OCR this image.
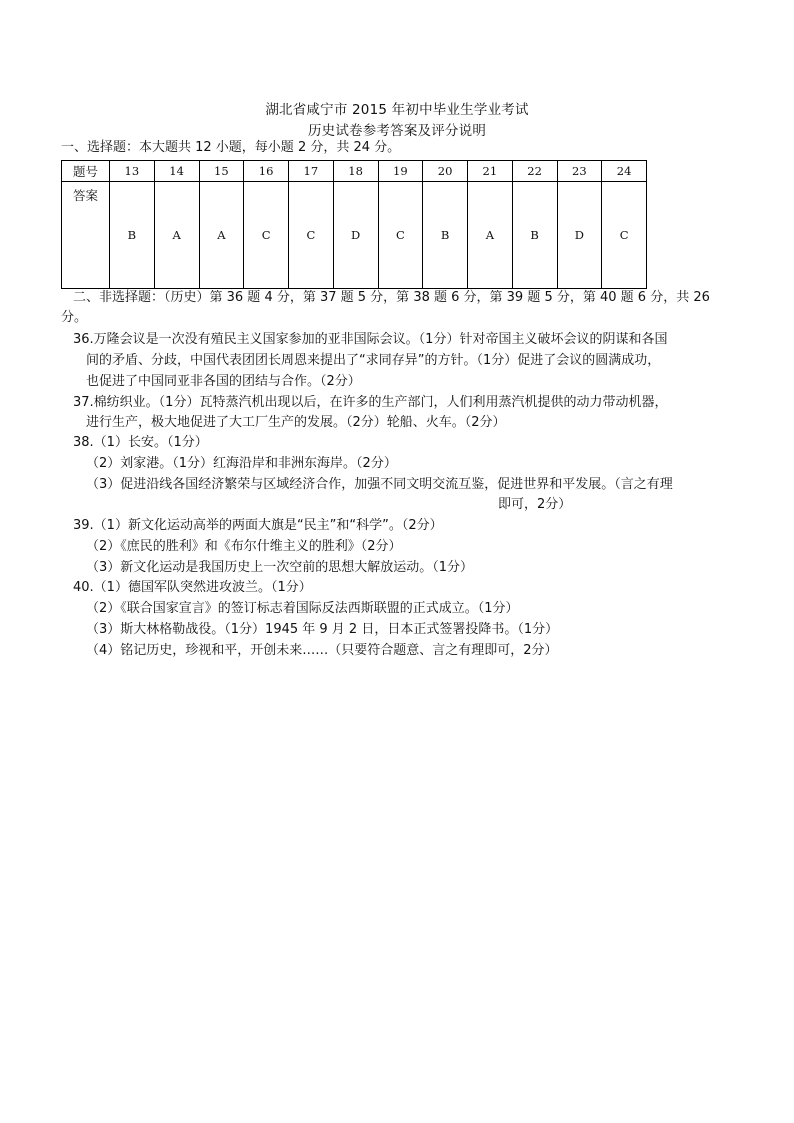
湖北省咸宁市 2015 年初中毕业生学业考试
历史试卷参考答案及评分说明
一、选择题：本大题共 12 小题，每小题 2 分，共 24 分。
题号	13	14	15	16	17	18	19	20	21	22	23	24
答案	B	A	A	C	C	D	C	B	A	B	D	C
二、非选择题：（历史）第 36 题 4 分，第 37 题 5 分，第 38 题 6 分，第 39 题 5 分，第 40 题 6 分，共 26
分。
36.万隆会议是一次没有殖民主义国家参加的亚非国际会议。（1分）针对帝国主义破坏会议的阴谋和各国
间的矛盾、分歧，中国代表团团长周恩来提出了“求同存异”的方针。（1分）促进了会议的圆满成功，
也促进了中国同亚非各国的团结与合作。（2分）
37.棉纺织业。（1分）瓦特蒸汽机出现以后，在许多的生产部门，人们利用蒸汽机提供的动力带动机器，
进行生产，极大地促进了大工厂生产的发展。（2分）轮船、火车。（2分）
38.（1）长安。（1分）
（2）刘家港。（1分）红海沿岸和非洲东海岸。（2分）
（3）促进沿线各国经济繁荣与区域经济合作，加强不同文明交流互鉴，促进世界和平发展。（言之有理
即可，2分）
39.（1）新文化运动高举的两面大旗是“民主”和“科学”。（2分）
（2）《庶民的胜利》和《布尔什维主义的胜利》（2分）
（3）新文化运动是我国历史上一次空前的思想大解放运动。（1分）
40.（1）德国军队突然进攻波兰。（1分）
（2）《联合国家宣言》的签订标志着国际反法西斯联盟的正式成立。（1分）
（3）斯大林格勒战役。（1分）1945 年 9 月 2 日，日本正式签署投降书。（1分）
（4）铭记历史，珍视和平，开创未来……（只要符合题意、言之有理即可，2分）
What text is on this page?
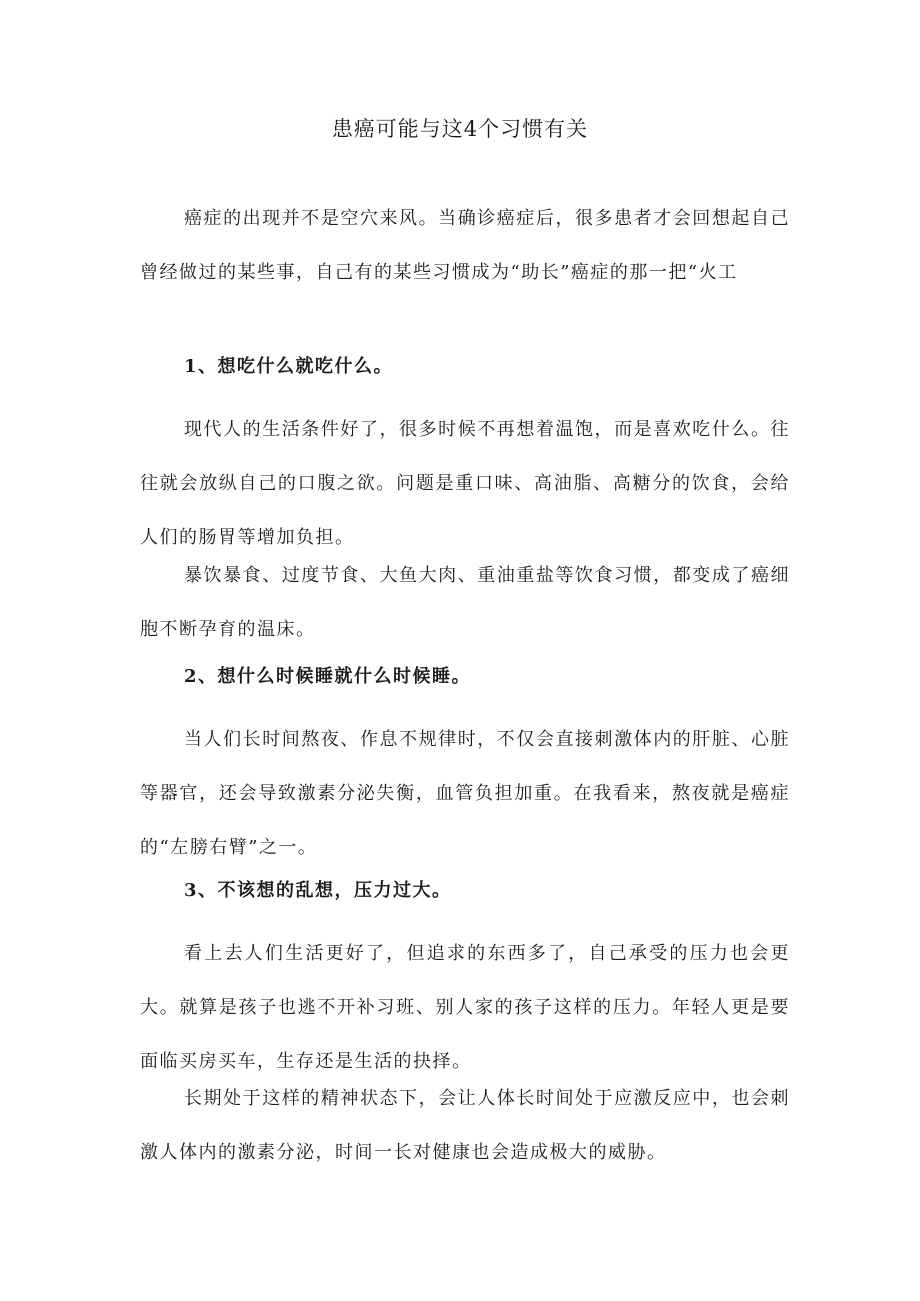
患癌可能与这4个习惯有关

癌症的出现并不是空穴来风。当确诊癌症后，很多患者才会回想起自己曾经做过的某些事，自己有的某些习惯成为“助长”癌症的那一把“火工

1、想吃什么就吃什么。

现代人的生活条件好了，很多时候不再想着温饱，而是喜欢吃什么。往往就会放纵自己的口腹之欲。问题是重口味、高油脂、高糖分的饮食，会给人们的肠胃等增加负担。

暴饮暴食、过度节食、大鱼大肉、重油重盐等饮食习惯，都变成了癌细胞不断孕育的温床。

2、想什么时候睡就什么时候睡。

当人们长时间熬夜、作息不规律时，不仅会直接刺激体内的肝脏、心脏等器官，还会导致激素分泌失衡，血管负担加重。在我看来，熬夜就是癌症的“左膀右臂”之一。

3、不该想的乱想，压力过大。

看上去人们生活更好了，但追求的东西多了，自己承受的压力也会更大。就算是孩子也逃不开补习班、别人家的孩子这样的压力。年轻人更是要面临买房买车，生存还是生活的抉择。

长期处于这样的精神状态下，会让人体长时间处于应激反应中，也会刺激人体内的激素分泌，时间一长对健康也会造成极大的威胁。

※

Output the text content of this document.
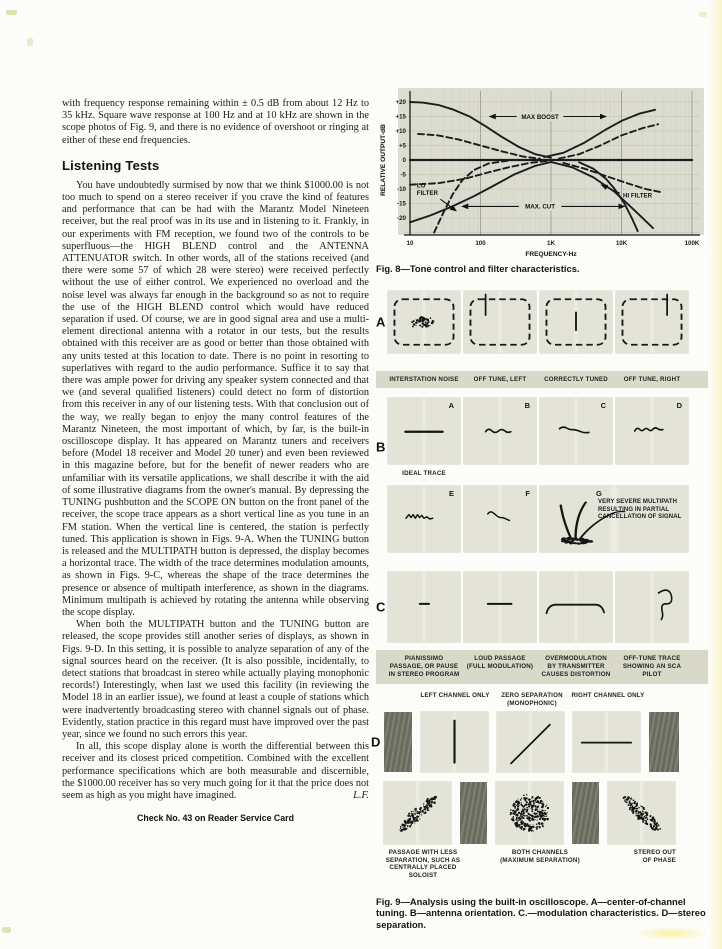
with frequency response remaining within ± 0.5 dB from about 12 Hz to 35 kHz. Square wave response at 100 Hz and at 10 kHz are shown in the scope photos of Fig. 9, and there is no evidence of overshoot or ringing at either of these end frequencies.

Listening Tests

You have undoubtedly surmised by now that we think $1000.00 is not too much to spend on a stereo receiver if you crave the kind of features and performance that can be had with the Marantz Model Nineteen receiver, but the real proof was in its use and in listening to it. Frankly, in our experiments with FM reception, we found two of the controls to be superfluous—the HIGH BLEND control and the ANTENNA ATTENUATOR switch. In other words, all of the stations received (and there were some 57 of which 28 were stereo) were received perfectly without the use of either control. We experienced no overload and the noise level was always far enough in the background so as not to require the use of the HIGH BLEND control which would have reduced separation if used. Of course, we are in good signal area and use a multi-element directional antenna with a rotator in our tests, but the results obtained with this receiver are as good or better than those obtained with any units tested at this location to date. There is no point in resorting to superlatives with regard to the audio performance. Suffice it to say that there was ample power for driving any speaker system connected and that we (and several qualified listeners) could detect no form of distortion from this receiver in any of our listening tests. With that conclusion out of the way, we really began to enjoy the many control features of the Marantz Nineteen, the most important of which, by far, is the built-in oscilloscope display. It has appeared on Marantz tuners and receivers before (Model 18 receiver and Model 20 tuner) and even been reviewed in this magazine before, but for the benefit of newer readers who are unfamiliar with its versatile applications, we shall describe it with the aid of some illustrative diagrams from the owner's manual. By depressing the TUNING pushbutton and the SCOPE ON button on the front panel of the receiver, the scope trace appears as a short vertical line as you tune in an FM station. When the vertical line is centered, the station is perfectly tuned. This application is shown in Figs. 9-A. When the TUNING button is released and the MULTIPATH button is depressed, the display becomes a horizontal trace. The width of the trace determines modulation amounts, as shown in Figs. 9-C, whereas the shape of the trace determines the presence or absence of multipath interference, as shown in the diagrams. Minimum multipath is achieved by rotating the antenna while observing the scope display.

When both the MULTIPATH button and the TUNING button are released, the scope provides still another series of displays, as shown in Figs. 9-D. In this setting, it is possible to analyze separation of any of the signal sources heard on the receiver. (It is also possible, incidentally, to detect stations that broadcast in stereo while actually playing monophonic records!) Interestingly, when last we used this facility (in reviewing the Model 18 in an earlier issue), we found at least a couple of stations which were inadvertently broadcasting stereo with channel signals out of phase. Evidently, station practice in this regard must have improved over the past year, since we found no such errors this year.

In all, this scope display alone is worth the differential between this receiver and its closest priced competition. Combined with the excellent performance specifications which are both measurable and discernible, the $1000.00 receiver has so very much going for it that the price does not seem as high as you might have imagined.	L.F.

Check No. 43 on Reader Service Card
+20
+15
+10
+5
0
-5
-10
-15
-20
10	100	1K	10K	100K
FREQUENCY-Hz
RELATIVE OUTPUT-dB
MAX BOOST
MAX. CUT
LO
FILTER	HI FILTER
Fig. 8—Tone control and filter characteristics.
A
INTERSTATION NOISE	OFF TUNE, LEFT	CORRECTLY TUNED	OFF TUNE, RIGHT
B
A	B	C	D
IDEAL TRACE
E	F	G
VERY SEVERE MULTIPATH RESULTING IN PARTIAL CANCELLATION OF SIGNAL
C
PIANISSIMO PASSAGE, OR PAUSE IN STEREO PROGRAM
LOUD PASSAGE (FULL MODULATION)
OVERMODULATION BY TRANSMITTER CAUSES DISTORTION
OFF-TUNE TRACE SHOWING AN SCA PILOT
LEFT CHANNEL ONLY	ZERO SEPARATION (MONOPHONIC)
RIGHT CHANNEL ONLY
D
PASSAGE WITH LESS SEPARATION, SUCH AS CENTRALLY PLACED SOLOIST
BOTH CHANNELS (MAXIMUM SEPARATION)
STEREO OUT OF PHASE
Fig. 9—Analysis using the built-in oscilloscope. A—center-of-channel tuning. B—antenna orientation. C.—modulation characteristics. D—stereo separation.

※

Each line containing "ONLY" counts once; state the total number of such lines and nothing else.

Response
2